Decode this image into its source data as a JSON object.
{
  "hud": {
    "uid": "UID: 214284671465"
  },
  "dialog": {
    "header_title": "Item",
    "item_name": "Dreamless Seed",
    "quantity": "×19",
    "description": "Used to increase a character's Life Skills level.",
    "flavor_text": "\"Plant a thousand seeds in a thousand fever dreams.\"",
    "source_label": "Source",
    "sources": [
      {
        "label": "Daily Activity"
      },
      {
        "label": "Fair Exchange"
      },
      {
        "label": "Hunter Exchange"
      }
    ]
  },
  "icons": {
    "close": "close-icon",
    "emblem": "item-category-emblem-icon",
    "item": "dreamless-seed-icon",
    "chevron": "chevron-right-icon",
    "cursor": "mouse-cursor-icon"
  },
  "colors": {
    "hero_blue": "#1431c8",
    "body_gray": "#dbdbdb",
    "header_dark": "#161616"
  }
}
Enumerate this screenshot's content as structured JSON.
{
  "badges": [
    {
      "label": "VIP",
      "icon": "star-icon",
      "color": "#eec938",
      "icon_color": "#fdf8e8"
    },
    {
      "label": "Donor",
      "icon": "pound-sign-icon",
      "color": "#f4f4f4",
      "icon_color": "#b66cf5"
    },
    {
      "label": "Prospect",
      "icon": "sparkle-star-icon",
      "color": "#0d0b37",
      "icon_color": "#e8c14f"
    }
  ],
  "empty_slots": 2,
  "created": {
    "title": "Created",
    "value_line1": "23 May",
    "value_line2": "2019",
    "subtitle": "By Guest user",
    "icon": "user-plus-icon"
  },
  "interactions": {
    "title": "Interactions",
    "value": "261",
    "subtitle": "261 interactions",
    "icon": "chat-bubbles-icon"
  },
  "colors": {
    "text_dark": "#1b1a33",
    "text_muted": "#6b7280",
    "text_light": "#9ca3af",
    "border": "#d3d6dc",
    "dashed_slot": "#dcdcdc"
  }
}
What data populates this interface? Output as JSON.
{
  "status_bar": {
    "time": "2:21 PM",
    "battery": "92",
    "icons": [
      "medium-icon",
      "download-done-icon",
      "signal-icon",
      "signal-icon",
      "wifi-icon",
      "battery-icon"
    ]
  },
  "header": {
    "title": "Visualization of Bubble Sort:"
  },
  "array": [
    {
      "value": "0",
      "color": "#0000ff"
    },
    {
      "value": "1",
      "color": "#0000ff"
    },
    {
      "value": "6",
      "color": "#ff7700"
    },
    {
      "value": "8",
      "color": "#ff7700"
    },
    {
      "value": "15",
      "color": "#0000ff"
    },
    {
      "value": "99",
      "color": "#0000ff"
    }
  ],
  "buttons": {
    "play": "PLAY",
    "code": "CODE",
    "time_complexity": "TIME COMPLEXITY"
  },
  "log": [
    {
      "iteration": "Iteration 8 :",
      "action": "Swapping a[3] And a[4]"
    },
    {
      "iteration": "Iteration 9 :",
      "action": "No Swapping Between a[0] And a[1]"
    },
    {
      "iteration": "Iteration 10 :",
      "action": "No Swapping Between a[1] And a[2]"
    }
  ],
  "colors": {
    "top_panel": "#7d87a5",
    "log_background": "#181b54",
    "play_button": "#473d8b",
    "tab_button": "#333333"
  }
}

========

Reproduce the listing shown above in its entirety, exactly.

RESULT FOR THIS EXERCISE:
Decode this image into its source data as a JSON object.
{
  "hud": {
    "uid": "UID: 214284671465"
  },
  "dialog": {
    "header_title": "Item",
    "item_name": "Dreamless Seed",
    "quantity": "×19",
    "description": "Used to increase a character's Life Skills level.",
    "flavor_text": "\"Plant a thousand seeds in a thousand fever dreams.\"",
    "source_label": "Source",
    "sources": [
      {
        "label": "Daily Activity"
      },
      {
        "label": "Fair Exchange"
      },
      {
        "label": "Hunter Exchange"
      }
    ]
  },
  "icons": {
    "close": "close-icon",
    "emblem": "item-category-emblem-icon",
    "item": "dreamless-seed-icon",
    "chevron": "chevron-right-icon",
    "cursor": "mouse-cursor-icon"
  },
  "colors": {
    "hero_blue": "#1431c8",
    "body_gray": "#dbdbdb",
    "header_dark": "#161616"
  }
}
Enumerate this screenshot's content as structured JSON.
{
  "badges": [
    {
      "label": "VIP",
      "icon": "star-icon",
      "color": "#eec938",
      "icon_color": "#fdf8e8"
    },
    {
      "label": "Donor",
      "icon": "pound-sign-icon",
      "color": "#f4f4f4",
      "icon_color": "#b66cf5"
    },
    {
      "label": "Prospect",
      "icon": "sparkle-star-icon",
      "color": "#0d0b37",
      "icon_color": "#e8c14f"
    }
  ],
  "empty_slots": 2,
  "created": {
    "title": "Created",
    "value_line1": "23 May",
    "value_line2": "2019",
    "subtitle": "By Guest user",
    "icon": "user-plus-icon"
  },
  "interactions": {
    "title": "Interactions",
    "value": "261",
    "subtitle": "261 interactions",
    "icon": "chat-bubbles-icon"
  },
  "colors": {
    "text_dark": "#1b1a33",
    "text_muted": "#6b7280",
    "text_light": "#9ca3af",
    "border": "#d3d6dc",
    "dashed_slot": "#dcdcdc"
  }
}
What data populates this interface? Output as JSON.
{
  "status_bar": {
    "time": "2:21 PM",
    "battery": "92",
    "icons": [
      "medium-icon",
      "download-done-icon",
      "signal-icon",
      "signal-icon",
      "wifi-icon",
      "battery-icon"
    ]
  },
  "header": {
    "title": "Visualization of Bubble Sort:"
  },
  "array": [
    {
      "value": "0",
      "color": "#0000ff"
    },
    {
      "value": "1",
      "color": "#0000ff"
    },
    {
      "value": "6",
      "color": "#ff7700"
    },
    {
      "value": "8",
      "color": "#ff7700"
    },
    {
      "value": "15",
      "color": "#0000ff"
    },
    {
      "value": "99",
      "color": "#0000ff"
    }
  ],
  "buttons": {
    "play": "PLAY",
    "code": "CODE",
    "time_complexity": "TIME COMPLEXITY"
  },
  "log": [
    {
      "iteration": "Iteration 8 :",
      "action": "Swapping a[3] And a[4]"
    },
    {
      "iteration": "Iteration 9 :",
      "action": "No Swapping Between a[0] And a[1]"
    },
    {
      "iteration": "Iteration 10 :",
      "action": "No Swapping Between a[1] And a[2]"
    }
  ],
  "colors": {
    "top_panel": "#7d87a5",
    "log_background": "#181b54",
    "play_button": "#473d8b",
    "tab_button": "#333333"
  }
}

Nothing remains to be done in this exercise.